TO DO = Wherever the string "content" appears in a line, extract that line.

EXCERPTED RECORDS =
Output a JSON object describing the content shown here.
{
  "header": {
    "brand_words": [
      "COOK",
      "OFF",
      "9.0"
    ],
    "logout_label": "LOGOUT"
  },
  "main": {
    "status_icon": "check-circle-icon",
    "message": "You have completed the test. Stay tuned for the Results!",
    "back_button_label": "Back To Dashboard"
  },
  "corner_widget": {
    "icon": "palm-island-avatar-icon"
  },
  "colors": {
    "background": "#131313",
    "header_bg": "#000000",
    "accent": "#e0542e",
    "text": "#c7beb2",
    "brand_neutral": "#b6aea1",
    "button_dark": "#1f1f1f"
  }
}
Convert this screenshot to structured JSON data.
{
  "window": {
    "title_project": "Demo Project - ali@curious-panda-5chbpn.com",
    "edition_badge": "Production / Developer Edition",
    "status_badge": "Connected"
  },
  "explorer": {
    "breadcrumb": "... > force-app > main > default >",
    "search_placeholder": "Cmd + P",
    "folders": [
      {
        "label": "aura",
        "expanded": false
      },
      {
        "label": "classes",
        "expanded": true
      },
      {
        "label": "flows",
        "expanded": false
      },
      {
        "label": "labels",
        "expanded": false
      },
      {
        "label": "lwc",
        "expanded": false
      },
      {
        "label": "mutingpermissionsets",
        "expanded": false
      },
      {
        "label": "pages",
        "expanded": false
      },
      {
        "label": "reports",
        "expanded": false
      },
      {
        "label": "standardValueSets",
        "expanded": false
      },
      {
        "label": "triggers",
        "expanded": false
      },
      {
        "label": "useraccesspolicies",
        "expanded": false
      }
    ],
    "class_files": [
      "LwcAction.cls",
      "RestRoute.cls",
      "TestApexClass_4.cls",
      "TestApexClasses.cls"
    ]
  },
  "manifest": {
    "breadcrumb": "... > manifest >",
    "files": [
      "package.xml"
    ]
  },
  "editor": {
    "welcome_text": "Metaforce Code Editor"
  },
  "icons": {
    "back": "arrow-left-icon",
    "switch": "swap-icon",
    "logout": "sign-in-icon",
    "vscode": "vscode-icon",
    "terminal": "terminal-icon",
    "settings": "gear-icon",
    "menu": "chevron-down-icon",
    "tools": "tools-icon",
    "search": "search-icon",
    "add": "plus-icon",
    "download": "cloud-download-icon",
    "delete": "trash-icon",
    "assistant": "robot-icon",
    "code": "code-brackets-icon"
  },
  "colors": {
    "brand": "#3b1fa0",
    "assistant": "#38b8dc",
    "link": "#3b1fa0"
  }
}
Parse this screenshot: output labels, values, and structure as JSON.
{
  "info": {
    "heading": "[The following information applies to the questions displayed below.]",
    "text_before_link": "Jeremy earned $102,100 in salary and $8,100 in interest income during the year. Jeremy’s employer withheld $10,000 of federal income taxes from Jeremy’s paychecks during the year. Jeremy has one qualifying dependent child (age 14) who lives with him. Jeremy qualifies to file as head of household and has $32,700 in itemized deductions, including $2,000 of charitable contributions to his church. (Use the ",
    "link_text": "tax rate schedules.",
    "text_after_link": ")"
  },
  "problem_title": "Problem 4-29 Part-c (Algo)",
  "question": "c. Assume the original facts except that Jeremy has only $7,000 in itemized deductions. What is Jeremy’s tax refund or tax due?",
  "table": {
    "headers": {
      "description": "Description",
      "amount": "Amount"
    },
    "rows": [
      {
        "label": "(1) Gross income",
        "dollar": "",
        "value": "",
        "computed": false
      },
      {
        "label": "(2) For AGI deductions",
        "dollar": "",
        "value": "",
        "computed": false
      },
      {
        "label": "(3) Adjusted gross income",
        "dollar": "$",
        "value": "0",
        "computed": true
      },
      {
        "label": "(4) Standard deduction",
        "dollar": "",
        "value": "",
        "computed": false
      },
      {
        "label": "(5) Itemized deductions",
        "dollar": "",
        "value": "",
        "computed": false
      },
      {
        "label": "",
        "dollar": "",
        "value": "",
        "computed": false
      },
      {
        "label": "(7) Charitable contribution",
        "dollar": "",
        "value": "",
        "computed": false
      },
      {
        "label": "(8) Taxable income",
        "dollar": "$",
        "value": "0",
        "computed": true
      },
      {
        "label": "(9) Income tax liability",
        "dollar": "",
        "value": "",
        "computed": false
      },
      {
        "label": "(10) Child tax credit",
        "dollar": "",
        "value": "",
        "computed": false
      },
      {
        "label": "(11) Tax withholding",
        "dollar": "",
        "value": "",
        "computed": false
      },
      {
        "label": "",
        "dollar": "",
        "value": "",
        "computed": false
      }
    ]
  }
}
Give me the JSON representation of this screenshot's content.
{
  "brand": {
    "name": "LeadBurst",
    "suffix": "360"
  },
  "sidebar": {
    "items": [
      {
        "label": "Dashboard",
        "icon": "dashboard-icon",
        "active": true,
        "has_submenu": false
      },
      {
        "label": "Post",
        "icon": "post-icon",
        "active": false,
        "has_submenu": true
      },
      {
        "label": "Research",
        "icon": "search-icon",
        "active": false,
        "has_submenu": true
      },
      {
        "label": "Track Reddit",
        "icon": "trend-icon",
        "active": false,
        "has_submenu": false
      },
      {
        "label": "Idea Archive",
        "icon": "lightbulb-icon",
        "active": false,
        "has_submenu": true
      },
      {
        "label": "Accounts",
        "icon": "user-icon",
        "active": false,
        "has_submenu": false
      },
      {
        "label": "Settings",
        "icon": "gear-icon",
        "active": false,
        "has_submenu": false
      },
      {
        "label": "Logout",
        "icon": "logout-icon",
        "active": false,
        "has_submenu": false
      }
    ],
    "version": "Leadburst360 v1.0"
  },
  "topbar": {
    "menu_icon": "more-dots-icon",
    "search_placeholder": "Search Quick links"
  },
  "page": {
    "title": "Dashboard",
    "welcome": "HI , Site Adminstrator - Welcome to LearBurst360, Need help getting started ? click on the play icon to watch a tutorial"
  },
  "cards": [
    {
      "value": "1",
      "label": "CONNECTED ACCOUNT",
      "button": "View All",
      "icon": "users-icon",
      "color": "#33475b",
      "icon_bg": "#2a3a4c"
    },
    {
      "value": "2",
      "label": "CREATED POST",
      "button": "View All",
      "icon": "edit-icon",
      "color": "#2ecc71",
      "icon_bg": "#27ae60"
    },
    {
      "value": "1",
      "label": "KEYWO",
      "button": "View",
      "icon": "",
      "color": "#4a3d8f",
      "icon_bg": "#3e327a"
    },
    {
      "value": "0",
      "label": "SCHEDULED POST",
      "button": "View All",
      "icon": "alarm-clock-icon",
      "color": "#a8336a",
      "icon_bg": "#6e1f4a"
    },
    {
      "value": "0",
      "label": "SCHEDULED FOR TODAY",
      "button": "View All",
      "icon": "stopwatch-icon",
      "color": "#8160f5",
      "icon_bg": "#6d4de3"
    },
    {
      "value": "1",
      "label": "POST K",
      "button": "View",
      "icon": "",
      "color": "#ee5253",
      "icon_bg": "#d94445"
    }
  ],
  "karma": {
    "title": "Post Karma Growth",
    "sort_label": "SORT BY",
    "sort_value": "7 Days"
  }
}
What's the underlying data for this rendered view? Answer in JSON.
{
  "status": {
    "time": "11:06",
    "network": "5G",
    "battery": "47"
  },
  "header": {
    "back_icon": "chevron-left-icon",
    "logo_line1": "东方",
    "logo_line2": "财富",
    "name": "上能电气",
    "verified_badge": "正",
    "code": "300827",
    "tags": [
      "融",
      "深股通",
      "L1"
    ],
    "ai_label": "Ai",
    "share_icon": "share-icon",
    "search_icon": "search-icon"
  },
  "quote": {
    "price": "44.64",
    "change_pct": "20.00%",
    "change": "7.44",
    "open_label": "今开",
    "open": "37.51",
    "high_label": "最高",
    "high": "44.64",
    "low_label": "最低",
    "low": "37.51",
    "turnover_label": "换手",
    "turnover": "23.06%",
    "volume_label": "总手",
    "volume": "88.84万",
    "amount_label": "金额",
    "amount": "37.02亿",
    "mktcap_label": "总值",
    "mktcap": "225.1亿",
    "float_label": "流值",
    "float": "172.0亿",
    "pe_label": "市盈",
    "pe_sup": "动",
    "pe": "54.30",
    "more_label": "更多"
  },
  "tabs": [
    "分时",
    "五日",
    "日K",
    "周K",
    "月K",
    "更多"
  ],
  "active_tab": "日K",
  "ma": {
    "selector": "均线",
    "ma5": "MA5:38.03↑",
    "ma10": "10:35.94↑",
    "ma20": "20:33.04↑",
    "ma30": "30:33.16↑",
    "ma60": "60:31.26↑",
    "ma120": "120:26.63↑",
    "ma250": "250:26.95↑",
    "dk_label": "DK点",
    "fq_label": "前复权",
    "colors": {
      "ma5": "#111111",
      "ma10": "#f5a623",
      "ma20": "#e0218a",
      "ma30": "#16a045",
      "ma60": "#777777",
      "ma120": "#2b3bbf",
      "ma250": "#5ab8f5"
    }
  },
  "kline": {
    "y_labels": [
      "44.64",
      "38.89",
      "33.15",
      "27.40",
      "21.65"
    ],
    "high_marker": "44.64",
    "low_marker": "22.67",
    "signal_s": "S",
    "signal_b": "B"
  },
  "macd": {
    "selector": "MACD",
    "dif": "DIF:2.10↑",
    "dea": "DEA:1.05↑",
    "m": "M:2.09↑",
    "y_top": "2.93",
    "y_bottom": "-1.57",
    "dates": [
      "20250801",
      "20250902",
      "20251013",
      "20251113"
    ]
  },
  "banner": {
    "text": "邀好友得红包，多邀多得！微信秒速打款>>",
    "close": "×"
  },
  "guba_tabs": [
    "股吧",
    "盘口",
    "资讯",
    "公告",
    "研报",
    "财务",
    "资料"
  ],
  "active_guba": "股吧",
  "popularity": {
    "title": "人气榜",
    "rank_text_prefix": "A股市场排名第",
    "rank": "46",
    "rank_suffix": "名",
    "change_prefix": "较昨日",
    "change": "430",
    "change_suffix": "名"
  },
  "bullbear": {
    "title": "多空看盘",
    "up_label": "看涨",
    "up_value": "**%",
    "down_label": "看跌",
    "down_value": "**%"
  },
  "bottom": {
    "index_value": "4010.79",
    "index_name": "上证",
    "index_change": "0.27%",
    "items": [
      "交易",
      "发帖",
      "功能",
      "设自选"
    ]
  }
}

OUTPUT OF THE TASK =
Output a JSON object describing the content shown here.
Give me the JSON representation of this screenshot's content.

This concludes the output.